**STATED PROBLEM**.
Transcribe every entry below word for word, but skip the pictures.

**DATA TO PROCESS**.
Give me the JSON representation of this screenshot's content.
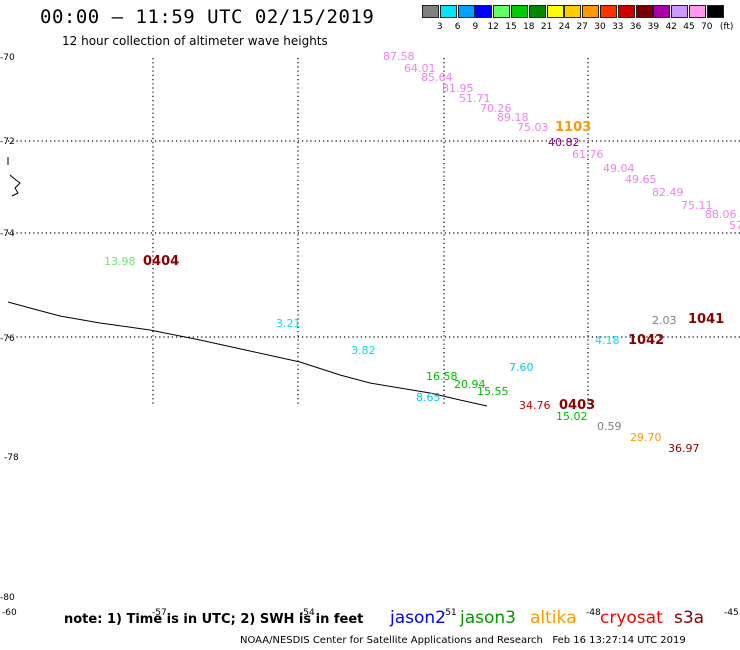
{
  "title": "00:00 – 11:59 UTC 02/15/2019",
  "subtitle": "12 hour collection of altimeter wave heights",
  "legend": {
    "unit": "(ft)",
    "colors": [
      "#808080",
      "#00e5ff",
      "#00a2ff",
      "#0000ff",
      "#66ff66",
      "#00cc00",
      "#008800",
      "#ffff00",
      "#ffcc00",
      "#ff9900",
      "#ff3300",
      "#cc0000",
      "#7a0000",
      "#aa00aa",
      "#cc99ff",
      "#ff99ee",
      "#000000"
    ],
    "labels": [
      "3",
      "6",
      "9",
      "12",
      "15",
      "18",
      "21",
      "24",
      "27",
      "30",
      "33",
      "36",
      "39",
      "42",
      "45",
      "70"
    ]
  },
  "lat_labels": [
    "-70",
    "-72",
    "-74",
    "-76",
    "-78",
    "-80"
  ],
  "lon_labels": [
    "-60",
    "-57",
    "-54",
    "-51",
    "-48",
    "-45"
  ],
  "points": [
    {
      "text": "87.58",
      "color": "#ee82ee"
    },
    {
      "text": "64.01",
      "color": "#ee82ee"
    },
    {
      "text": "85.64",
      "color": "#ee82ee"
    },
    {
      "text": "81.95",
      "color": "#ee82ee"
    },
    {
      "text": "51.71",
      "color": "#ee82ee"
    },
    {
      "text": "70.26",
      "color": "#ee82ee"
    },
    {
      "text": "89.18",
      "color": "#ee82ee"
    },
    {
      "text": "75.03",
      "color": "#ee82ee"
    },
    {
      "text": "40.82",
      "color": "#800080"
    },
    {
      "text": "61.76",
      "color": "#ee82ee"
    },
    {
      "text": "49.04",
      "color": "#ee82ee"
    },
    {
      "text": "49.65",
      "color": "#ee82ee"
    },
    {
      "text": "82.49",
      "color": "#ee82ee"
    },
    {
      "text": "75.11",
      "color": "#ee82ee"
    },
    {
      "text": "88.06",
      "color": "#ee82ee"
    },
    {
      "text": "57",
      "color": "#ee82ee"
    },
    {
      "text": "13.98",
      "color": "#66ee66"
    },
    {
      "text": "3.21",
      "color": "#00e5ee"
    },
    {
      "text": "3.82",
      "color": "#00e5ee"
    },
    {
      "text": "7.60",
      "color": "#00ccee"
    },
    {
      "text": "4.18",
      "color": "#00e5ee"
    },
    {
      "text": "2.03",
      "color": "#808080"
    },
    {
      "text": "16.58",
      "color": "#00bb00"
    },
    {
      "text": "20.94",
      "color": "#00bb00"
    },
    {
      "text": "15.55",
      "color": "#00bb00"
    },
    {
      "text": "8.65",
      "color": "#00ccee"
    },
    {
      "text": "34.76",
      "color": "#cc0000"
    },
    {
      "text": "15.02",
      "color": "#00bb00"
    },
    {
      "text": "0.59",
      "color": "#808080"
    },
    {
      "text": "29.70",
      "color": "#ff9900"
    },
    {
      "text": "36.97",
      "color": "#880000"
    }
  ],
  "times": [
    {
      "text": "1103",
      "color": "#ff9900"
    },
    {
      "text": "0404",
      "color": "#880000"
    },
    {
      "text": "1041",
      "color": "#880000"
    },
    {
      "text": "1042",
      "color": "#880000"
    },
    {
      "text": "0403",
      "color": "#880000"
    }
  ],
  "note": "note: 1) Time is in UTC; 2) SWH is in feet",
  "missions": [
    {
      "name": "jason2",
      "color": "#0000ff"
    },
    {
      "name": "jason3",
      "color": "#009900"
    },
    {
      "name": "altika",
      "color": "#ff9900"
    },
    {
      "name": "cryosat",
      "color": "#ff0000"
    },
    {
      "name": "s3a",
      "color": "#880000"
    }
  ],
  "credit": "NOAA/NESDIS Center for Satellite Applications and Research   Feb 16 13:27:14 UTC 2019"
}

**WRITTEN REPLY**.
Give me the JSON representation of this screenshot's content.
{
  "title": "00:00 – 11:59 UTC 02/15/2019",
  "subtitle": "12 hour collection of altimeter wave heights",
  "legend": {
    "unit": "(ft)",
    "colors": [
      "#808080",
      "#00e5ff",
      "#00a2ff",
      "#0000ff",
      "#66ff66",
      "#00cc00",
      "#008800",
      "#ffff00",
      "#ffcc00",
      "#ff9900",
      "#ff3300",
      "#cc0000",
      "#7a0000",
      "#aa00aa",
      "#cc99ff",
      "#ff99ee",
      "#000000"
    ],
    "labels": [
      "3",
      "6",
      "9",
      "12",
      "15",
      "18",
      "21",
      "24",
      "27",
      "30",
      "33",
      "36",
      "39",
      "42",
      "45",
      "70"
    ]
  },
  "lat_labels": [
    "-70",
    "-72",
    "-74",
    "-76",
    "-78",
    "-80"
  ],
  "lon_labels": [
    "-60",
    "-57",
    "-54",
    "-51",
    "-48",
    "-45"
  ],
  "points": [
    {
      "text": "87.58",
      "color": "#ee82ee"
    },
    {
      "text": "64.01",
      "color": "#ee82ee"
    },
    {
      "text": "85.64",
      "color": "#ee82ee"
    },
    {
      "text": "81.95",
      "color": "#ee82ee"
    },
    {
      "text": "51.71",
      "color": "#ee82ee"
    },
    {
      "text": "70.26",
      "color": "#ee82ee"
    },
    {
      "text": "89.18",
      "color": "#ee82ee"
    },
    {
      "text": "75.03",
      "color": "#ee82ee"
    },
    {
      "text": "40.82",
      "color": "#800080"
    },
    {
      "text": "61.76",
      "color": "#ee82ee"
    },
    {
      "text": "49.04",
      "color": "#ee82ee"
    },
    {
      "text": "49.65",
      "color": "#ee82ee"
    },
    {
      "text": "82.49",
      "color": "#ee82ee"
    },
    {
      "text": "75.11",
      "color": "#ee82ee"
    },
    {
      "text": "88.06",
      "color": "#ee82ee"
    },
    {
      "text": "57",
      "color": "#ee82ee"
    },
    {
      "text": "13.98",
      "color": "#66ee66"
    },
    {
      "text": "3.21",
      "color": "#00e5ee"
    },
    {
      "text": "3.82",
      "color": "#00e5ee"
    },
    {
      "text": "7.60",
      "color": "#00ccee"
    },
    {
      "text": "4.18",
      "color": "#00e5ee"
    },
    {
      "text": "2.03",
      "color": "#808080"
    },
    {
      "text": "16.58",
      "color": "#00bb00"
    },
    {
      "text": "20.94",
      "color": "#00bb00"
    },
    {
      "text": "15.55",
      "color": "#00bb00"
    },
    {
      "text": "8.65",
      "color": "#00ccee"
    },
    {
      "text": "34.76",
      "color": "#cc0000"
    },
    {
      "text": "15.02",
      "color": "#00bb00"
    },
    {
      "text": "0.59",
      "color": "#808080"
    },
    {
      "text": "29.70",
      "color": "#ff9900"
    },
    {
      "text": "36.97",
      "color": "#880000"
    }
  ],
  "times": [
    {
      "text": "1103",
      "color": "#ff9900"
    },
    {
      "text": "0404",
      "color": "#880000"
    },
    {
      "text": "1041",
      "color": "#880000"
    },
    {
      "text": "1042",
      "color": "#880000"
    },
    {
      "text": "0403",
      "color": "#880000"
    }
  ],
  "note": "note: 1) Time is in UTC; 2) SWH is in feet",
  "missions": [
    {
      "name": "jason2",
      "color": "#0000ff"
    },
    {
      "name": "jason3",
      "color": "#009900"
    },
    {
      "name": "altika",
      "color": "#ff9900"
    },
    {
      "name": "cryosat",
      "color": "#ff0000"
    },
    {
      "name": "s3a",
      "color": "#880000"
    }
  ],
  "credit": "NOAA/NESDIS Center for Satellite Applications and Research   Feb 16 13:27:14 UTC 2019"
}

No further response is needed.